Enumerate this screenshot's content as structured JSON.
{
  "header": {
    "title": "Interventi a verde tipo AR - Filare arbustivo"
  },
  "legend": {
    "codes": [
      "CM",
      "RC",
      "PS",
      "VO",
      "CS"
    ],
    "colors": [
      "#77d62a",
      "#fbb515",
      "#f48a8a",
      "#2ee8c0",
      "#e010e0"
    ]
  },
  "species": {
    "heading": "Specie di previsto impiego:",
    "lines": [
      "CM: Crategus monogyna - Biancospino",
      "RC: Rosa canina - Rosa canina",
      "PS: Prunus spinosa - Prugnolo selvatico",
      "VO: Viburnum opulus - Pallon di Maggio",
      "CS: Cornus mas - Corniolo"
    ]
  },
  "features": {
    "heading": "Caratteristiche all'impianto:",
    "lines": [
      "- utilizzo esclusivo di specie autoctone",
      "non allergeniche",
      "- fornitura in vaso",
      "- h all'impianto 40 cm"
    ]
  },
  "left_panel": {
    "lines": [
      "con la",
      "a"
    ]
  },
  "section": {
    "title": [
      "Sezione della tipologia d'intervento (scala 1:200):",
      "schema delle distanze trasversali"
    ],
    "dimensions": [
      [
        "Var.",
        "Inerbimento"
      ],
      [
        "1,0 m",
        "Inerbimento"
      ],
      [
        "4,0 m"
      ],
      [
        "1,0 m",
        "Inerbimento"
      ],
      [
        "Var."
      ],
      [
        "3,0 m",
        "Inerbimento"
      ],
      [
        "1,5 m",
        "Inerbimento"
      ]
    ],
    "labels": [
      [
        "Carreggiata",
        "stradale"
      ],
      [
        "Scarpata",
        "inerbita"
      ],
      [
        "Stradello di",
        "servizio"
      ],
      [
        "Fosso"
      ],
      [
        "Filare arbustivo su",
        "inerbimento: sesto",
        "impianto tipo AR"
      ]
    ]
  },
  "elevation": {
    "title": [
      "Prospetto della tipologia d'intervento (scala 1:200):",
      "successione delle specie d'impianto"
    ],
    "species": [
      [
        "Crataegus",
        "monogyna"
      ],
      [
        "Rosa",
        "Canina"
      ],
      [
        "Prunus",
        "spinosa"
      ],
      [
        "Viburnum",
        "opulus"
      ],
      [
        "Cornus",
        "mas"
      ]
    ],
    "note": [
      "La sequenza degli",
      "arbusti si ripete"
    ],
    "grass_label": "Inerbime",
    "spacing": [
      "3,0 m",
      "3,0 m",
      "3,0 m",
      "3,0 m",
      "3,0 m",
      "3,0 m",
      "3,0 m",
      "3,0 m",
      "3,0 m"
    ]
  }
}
******************************
● **Task instructions**: Reproduce the material above without altering a single character.

● **Solution to the exercise**:
Enumerate this screenshot's content as structured JSON.
{
  "header": {
    "title": "Interventi a verde tipo AR - Filare arbustivo"
  },
  "legend": {
    "codes": [
      "CM",
      "RC",
      "PS",
      "VO",
      "CS"
    ],
    "colors": [
      "#77d62a",
      "#fbb515",
      "#f48a8a",
      "#2ee8c0",
      "#e010e0"
    ]
  },
  "species": {
    "heading": "Specie di previsto impiego:",
    "lines": [
      "CM: Crategus monogyna - Biancospino",
      "RC: Rosa canina - Rosa canina",
      "PS: Prunus spinosa - Prugnolo selvatico",
      "VO: Viburnum opulus - Pallon di Maggio",
      "CS: Cornus mas - Corniolo"
    ]
  },
  "features": {
    "heading": "Caratteristiche all'impianto:",
    "lines": [
      "- utilizzo esclusivo di specie autoctone",
      "non allergeniche",
      "- fornitura in vaso",
      "- h all'impianto 40 cm"
    ]
  },
  "left_panel": {
    "lines": [
      "con la",
      "a"
    ]
  },
  "section": {
    "title": [
      "Sezione della tipologia d'intervento (scala 1:200):",
      "schema delle distanze trasversali"
    ],
    "dimensions": [
      [
        "Var.",
        "Inerbimento"
      ],
      [
        "1,0 m",
        "Inerbimento"
      ],
      [
        "4,0 m"
      ],
      [
        "1,0 m",
        "Inerbimento"
      ],
      [
        "Var."
      ],
      [
        "3,0 m",
        "Inerbimento"
      ],
      [
        "1,5 m",
        "Inerbimento"
      ]
    ],
    "labels": [
      [
        "Carreggiata",
        "stradale"
      ],
      [
        "Scarpata",
        "inerbita"
      ],
      [
        "Stradello di",
        "servizio"
      ],
      [
        "Fosso"
      ],
      [
        "Filare arbustivo su",
        "inerbimento: sesto",
        "impianto tipo AR"
      ]
    ]
  },
  "elevation": {
    "title": [
      "Prospetto della tipologia d'intervento (scala 1:200):",
      "successione delle specie d'impianto"
    ],
    "species": [
      [
        "Crataegus",
        "monogyna"
      ],
      [
        "Rosa",
        "Canina"
      ],
      [
        "Prunus",
        "spinosa"
      ],
      [
        "Viburnum",
        "opulus"
      ],
      [
        "Cornus",
        "mas"
      ]
    ],
    "note": [
      "La sequenza degli",
      "arbusti si ripete"
    ],
    "grass_label": "Inerbime",
    "spacing": [
      "3,0 m",
      "3,0 m",
      "3,0 m",
      "3,0 m",
      "3,0 m",
      "3,0 m",
      "3,0 m",
      "3,0 m",
      "3,0 m"
    ]
  }
}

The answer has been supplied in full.